_To do:_ How many lines of these records hold the string "Transition"? Reply with the number alone.

_Dataset rows:_
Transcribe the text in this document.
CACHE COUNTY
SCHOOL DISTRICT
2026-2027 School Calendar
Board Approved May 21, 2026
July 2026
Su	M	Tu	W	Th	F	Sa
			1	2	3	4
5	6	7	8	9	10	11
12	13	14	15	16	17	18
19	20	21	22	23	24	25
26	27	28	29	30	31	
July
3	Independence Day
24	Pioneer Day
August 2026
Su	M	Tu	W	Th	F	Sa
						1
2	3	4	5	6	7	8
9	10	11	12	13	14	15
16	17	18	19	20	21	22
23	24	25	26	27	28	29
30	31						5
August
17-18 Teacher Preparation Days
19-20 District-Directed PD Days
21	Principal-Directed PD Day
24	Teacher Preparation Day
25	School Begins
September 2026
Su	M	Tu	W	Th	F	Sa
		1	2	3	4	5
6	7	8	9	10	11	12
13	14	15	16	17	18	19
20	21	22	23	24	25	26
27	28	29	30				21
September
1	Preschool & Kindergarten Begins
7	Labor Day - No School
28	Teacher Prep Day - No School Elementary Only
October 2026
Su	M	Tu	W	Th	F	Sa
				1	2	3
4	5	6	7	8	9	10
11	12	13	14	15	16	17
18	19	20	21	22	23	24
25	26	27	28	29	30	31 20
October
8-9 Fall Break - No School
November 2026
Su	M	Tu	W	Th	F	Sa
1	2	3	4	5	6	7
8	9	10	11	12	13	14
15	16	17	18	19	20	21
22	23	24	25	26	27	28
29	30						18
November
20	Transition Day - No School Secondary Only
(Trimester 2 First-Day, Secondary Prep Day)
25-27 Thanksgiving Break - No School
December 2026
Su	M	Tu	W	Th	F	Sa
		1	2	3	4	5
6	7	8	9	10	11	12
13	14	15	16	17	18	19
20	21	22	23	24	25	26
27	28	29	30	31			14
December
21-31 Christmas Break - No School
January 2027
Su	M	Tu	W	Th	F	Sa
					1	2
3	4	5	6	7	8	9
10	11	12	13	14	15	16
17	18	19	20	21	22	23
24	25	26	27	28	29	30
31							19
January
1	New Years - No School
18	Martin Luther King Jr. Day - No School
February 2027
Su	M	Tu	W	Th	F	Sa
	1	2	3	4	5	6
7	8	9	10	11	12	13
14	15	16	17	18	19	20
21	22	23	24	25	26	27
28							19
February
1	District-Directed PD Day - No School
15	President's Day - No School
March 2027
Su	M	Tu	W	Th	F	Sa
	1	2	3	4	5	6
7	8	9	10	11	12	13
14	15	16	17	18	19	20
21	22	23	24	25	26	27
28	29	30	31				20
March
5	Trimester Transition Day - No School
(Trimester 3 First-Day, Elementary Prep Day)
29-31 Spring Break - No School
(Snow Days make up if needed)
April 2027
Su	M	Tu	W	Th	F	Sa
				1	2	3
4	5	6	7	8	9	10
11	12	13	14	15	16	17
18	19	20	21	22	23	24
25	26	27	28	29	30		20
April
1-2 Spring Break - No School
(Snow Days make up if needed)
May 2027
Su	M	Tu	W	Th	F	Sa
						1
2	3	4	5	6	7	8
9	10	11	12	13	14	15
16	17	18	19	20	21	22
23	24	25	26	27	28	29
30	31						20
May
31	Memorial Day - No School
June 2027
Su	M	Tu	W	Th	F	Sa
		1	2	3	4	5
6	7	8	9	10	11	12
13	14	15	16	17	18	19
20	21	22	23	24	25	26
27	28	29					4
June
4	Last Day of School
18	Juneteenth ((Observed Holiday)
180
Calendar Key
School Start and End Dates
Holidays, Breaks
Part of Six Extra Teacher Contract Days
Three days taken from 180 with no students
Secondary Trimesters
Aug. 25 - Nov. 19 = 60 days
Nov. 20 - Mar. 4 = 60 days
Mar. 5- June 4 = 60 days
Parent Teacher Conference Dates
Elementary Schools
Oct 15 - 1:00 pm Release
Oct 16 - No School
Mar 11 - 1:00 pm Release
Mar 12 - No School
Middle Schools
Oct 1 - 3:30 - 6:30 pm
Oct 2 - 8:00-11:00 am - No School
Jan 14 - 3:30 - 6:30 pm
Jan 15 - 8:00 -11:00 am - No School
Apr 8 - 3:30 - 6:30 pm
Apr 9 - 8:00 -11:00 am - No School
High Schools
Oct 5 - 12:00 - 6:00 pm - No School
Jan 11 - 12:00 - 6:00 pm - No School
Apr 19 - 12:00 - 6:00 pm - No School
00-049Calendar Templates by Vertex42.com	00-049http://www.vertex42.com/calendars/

_Solution for this problem:_ 2